DAS DING, DAS KOMMT: Messe gönnt sich Asketen
Eine BRONZEBÜSTE Gandhis und deren Sockel sorgen in Hannover für Streit
Ausgerechnet er ist zu teuer: Über Mahatma Gandhi, den bescheidenen indischen Antirassismus- und Freiheitskämpfer, den 1948 ein fanatischer Hindu erschoss, erregt man sich jetzt in Hannover. Die Stadt hat zwar historisch nichts mit dem Organisator des legendären gewaltfreien „Salzmarschs“ von 1930 zu tun, schmückt sich aber gern mit ihm. Das kommt nicht von ungefähr, ist doch Indien diesmal Partnerland der Hannover Messe, und da kann man schön Symbolpolitik betreiben für die Granden aus Industrie und Politik.
So jedenfalls hatten sich Hannovers SPD und der Indische Verein das vorgestellt und sich vom indischen Staat eine bronzene Gandhi-Büste schenken lassen. „Gandhi ist ein schillerndes Vorbild für den Kampf gegen Rassismus“ und sei angesichts zunehmender Fremdenfeindlichkeit wichtig, argumentierte der Bürgermeister. Das sei Hannover-Bezug genug.
Allerdings, die Skulptur wird 50.000 Euro kosten, wovon 20.000 Indien zahlt und 30.000 Hannover – für den Granitsockel. Darüber gibt es Streit. Ein einfacher Betonsockel reiche, meinten einige Politiker, andere sprachen von einer „durchgeknallten Entscheidung“. Wieder andere fanden, man solle von dem Geld Hannovers marode Schultoiletten sanieren. Auch von einem Kriterienkatalog für den künftigen Umgang mit Gastgeschenken war die Rede.
Genützt hat es wenig: Der Rat stimmte geschlossen für die Skulptur; einziges Zugeständnis: Sie wird nicht prominent auf dem Opernplatz stehen, sondern im Maschpark. Dort wird sie am 12. April – einen Tag vor Eröffnung der Hannover Messe – Indiens Premierminister Narendra Modi enthüllen.

• Gegebene Informationen
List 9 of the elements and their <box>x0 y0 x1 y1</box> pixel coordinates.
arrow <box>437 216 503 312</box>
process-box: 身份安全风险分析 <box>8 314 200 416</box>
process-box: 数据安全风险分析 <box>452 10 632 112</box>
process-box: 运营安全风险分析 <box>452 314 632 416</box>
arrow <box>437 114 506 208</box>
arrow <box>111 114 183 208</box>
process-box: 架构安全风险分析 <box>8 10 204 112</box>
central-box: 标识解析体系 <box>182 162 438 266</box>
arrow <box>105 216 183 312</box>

• Aufgabe 1
Beantworte zum Text über die Gandhi-Büste diese Fragen:
(a) Von wem wurde Gandhi laut Text 1948 erschossen?
(b) Wie viel Euro übernimmt Hannover für den Granitsockel?
(c) An welchem Ort wird die Skulptur aufgestellt?
• Aufgabe 2
Aktualisiere im Text über die Gandhi-Büste die Passage zwischen „Genützt hat es“ und „Narendra Modi enthüllen.“ einschließlich, indem du „Maschpark“ durch „Stadtpark“ ersetzt.

• Antwort 1
(a) Von einem fanatischen Hindu.
(b) 30.000 Euro.
(c) Im Maschpark.

• Antwort 2
Genützt hat es wenig: Der Rat stimmte geschlossen für die Skulptur; einziges Zugeständnis: Sie wird nicht prominent auf dem Opernplatz stehen, sondern im Stadtpark. Dort wird sie am 12. April – einen Tag vor Eröffnung der Hannover Messe – Indiens Premierminister Narendra Modi enthüllen.